Copy only the lines between the one containing "Enumerate this screenshot's" and the end of the records, both included, leaving out pictures.

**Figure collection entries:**
--------

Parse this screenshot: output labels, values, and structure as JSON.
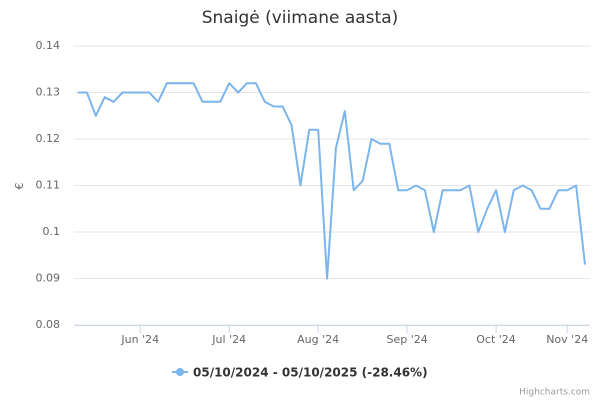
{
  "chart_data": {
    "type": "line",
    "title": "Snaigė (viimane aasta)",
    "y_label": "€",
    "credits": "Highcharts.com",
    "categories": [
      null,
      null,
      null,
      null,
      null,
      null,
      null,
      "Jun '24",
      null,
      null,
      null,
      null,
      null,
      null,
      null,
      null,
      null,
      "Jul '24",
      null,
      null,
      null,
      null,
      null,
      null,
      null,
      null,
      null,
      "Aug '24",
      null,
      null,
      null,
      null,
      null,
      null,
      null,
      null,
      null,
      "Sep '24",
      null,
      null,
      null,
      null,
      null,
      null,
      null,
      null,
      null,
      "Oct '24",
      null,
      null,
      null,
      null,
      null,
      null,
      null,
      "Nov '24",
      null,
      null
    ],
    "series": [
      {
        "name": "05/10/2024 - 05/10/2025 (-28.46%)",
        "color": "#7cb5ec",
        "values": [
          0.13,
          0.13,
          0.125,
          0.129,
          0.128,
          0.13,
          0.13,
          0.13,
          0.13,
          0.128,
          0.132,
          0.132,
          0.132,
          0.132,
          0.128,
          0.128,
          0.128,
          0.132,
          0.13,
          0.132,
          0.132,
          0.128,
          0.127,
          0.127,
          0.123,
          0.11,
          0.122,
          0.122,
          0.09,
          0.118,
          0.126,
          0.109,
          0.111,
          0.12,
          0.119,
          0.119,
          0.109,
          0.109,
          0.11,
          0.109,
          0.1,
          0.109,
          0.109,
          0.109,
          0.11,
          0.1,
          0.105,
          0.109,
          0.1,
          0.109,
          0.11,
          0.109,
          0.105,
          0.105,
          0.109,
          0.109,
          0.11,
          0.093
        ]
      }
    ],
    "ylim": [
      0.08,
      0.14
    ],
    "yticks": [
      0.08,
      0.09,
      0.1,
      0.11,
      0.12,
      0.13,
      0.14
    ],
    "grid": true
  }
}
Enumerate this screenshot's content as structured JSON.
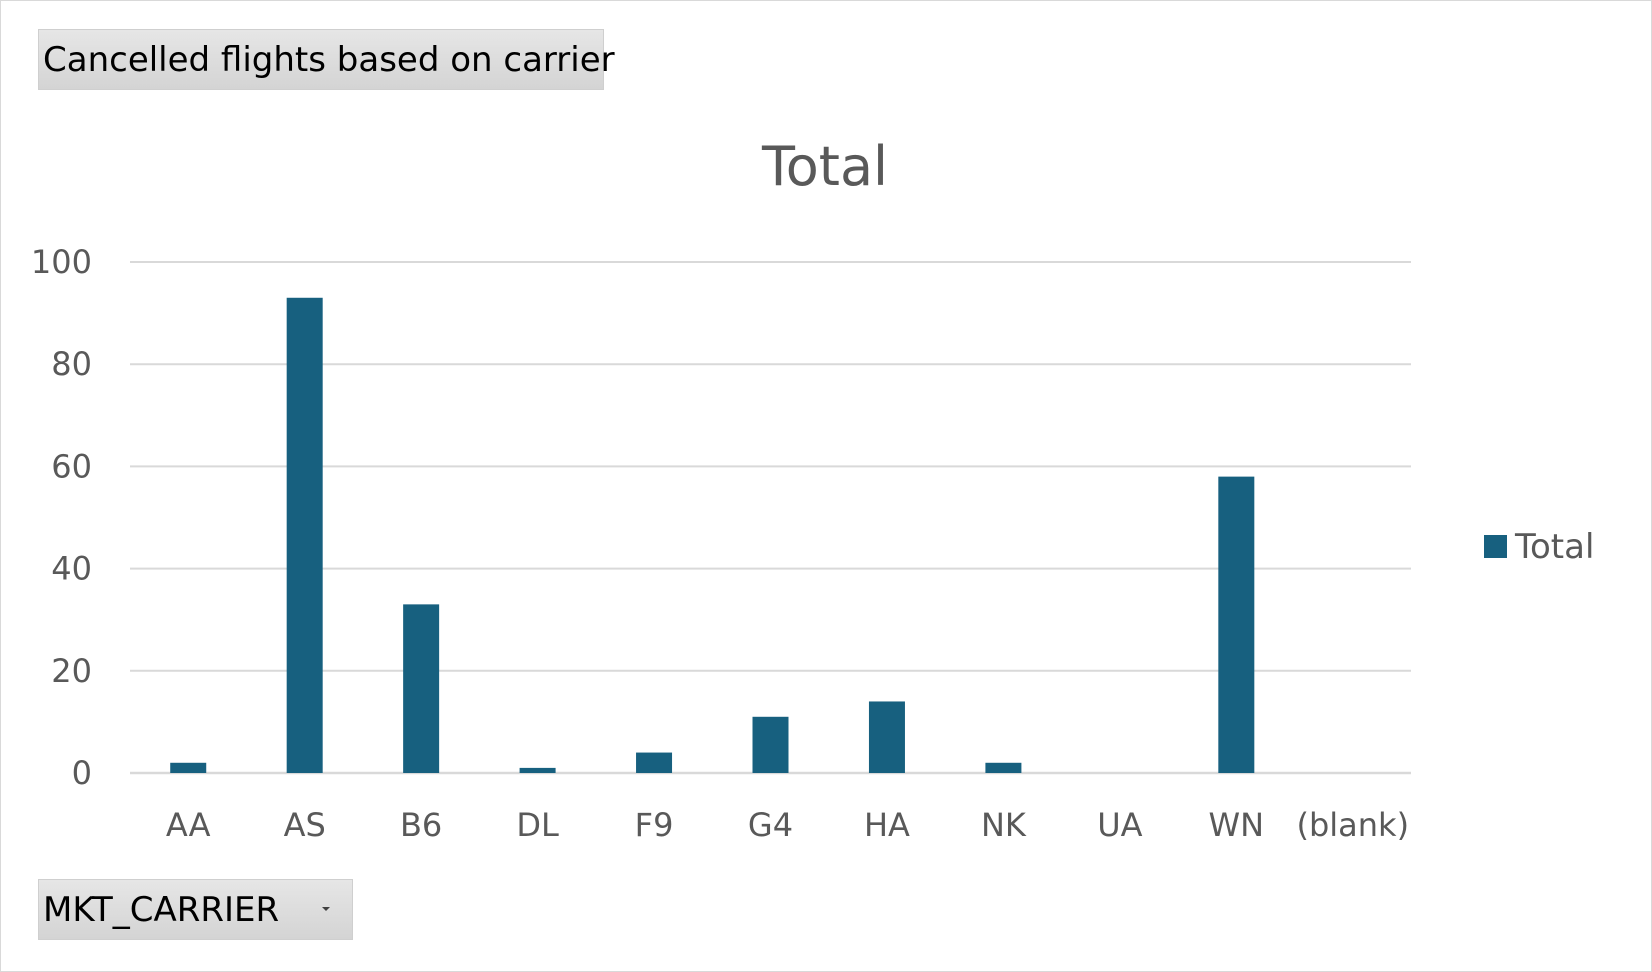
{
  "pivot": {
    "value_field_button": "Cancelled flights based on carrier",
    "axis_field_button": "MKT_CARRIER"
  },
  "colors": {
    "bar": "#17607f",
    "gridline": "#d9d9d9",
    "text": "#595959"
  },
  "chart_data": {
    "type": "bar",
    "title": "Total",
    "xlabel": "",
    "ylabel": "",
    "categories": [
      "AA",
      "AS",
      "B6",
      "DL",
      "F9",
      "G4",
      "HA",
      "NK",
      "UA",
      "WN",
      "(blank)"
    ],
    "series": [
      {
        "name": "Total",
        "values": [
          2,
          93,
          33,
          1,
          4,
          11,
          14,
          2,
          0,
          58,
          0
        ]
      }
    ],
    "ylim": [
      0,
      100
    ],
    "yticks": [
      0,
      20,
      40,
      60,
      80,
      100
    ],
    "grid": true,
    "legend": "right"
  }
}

--------

**RESPONSE TO THE TASK:**
Enumerate this screenshot's content as structured JSON.
{
  "pivot": {
    "value_field_button": "Cancelled flights based on carrier",
    "axis_field_button": "MKT_CARRIER"
  },
  "colors": {
    "bar": "#17607f",
    "gridline": "#d9d9d9",
    "text": "#595959"
  },
  "chart_data": {
    "type": "bar",
    "title": "Total",
    "xlabel": "",
    "ylabel": "",
    "categories": [
      "AA",
      "AS",
      "B6",
      "DL",
      "F9",
      "G4",
      "HA",
      "NK",
      "UA",
      "WN",
      "(blank)"
    ],
    "series": [
      {
        "name": "Total",
        "values": [
          2,
          93,
          33,
          1,
          4,
          11,
          14,
          2,
          0,
          58,
          0
        ]
      }
    ],
    "ylim": [
      0,
      100
    ],
    "yticks": [
      0,
      20,
      40,
      60,
      80,
      100
    ],
    "grid": true,
    "legend": "right"
  }
}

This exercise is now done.